● **WHAT IS REQUIRED**
Each line of the listing that contains the word "name" is to be copied.

/---

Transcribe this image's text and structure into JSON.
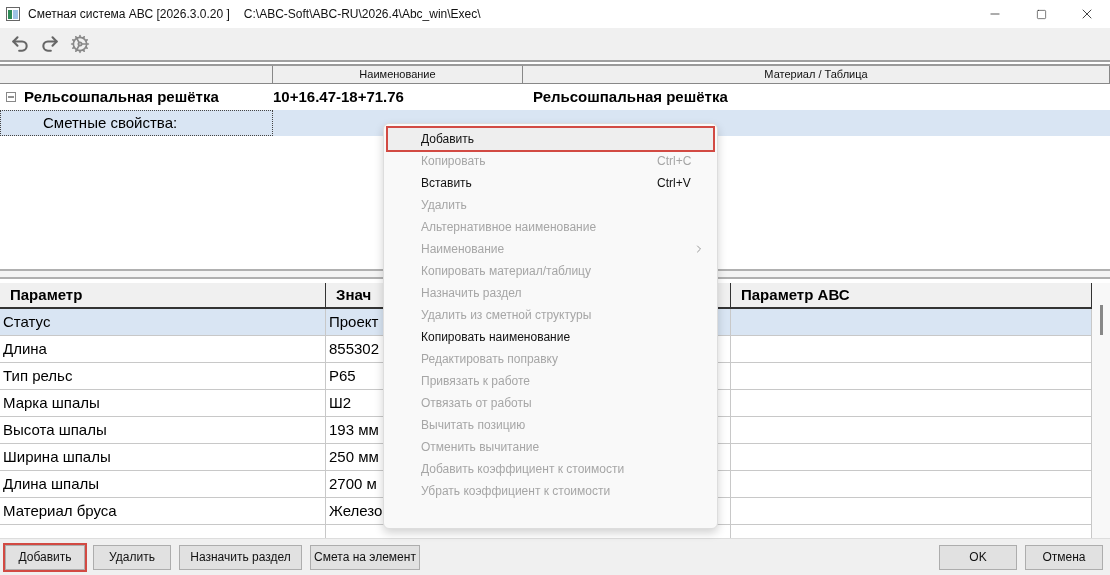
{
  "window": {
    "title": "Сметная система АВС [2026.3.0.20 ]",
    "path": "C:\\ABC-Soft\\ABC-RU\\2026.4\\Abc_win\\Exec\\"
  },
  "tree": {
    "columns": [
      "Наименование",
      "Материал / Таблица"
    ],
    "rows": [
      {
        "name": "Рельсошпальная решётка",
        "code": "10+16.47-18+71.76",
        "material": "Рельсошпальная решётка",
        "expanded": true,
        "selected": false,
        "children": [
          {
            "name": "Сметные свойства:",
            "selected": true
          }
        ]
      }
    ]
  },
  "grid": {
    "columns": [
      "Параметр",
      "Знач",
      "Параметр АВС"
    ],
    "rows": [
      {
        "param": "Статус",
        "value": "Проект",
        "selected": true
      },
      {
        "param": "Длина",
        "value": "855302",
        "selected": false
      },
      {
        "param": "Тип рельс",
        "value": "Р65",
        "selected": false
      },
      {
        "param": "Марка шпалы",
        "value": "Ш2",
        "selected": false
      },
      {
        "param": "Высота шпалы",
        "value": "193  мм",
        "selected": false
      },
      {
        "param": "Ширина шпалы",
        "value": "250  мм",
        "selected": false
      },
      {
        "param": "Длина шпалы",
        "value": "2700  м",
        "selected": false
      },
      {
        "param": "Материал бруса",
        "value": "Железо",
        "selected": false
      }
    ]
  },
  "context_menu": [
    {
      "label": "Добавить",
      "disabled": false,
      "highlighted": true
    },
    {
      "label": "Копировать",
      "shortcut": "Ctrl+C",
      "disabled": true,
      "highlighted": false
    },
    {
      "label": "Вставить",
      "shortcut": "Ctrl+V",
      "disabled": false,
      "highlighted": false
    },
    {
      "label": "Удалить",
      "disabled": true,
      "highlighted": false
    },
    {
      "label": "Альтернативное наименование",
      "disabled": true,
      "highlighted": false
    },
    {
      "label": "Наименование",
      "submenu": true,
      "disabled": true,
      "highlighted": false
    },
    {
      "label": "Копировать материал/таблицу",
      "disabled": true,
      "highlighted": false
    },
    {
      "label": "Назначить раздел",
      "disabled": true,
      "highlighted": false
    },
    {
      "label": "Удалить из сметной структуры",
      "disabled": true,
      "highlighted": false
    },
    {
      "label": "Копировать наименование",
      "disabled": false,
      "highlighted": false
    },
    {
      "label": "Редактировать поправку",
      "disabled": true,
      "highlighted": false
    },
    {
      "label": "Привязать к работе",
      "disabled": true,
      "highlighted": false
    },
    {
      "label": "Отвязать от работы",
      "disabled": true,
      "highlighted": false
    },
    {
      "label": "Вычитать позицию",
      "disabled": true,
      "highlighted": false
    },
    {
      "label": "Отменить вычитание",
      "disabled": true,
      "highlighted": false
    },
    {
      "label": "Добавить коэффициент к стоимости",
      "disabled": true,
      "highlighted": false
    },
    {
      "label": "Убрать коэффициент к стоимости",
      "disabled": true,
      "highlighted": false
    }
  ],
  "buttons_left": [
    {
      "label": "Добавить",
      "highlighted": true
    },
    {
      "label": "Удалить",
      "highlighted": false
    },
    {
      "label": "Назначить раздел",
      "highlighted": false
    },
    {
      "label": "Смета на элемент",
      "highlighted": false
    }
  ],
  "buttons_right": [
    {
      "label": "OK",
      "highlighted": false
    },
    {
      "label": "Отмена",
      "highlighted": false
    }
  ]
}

\---
/---

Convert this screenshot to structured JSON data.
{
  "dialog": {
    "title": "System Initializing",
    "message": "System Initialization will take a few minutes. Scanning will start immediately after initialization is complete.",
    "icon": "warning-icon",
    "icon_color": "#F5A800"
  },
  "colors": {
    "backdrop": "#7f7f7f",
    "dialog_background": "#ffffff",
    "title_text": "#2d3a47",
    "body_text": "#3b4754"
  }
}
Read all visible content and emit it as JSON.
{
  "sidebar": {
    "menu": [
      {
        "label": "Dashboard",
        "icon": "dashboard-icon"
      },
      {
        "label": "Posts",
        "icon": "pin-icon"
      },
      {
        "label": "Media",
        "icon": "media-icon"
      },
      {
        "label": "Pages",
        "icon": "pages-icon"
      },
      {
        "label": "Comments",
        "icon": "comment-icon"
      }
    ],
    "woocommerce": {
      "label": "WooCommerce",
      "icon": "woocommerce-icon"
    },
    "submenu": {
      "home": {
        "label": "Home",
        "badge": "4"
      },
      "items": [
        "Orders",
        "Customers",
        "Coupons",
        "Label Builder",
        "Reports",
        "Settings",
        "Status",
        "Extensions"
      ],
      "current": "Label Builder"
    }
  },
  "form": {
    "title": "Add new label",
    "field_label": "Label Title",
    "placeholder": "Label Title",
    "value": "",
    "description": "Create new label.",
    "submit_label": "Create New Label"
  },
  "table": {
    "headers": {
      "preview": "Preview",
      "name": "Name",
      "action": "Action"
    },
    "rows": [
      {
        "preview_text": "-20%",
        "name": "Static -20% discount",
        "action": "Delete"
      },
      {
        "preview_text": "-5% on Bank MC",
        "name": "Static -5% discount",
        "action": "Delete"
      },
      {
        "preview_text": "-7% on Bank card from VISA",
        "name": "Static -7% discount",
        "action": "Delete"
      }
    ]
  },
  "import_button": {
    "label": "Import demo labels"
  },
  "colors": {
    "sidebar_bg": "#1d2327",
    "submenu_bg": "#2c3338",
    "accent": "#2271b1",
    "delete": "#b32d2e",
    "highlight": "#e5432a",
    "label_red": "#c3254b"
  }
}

\---

● **WRITTEN SOLUTION**
        "name": "Рельсошпальная решётка",
            "name": "Сметные свойства:",
      "name": "Name",
        "name": "Static -20% discount",
        "name": "Static -5% discount",
        "name": "Static -7% discount",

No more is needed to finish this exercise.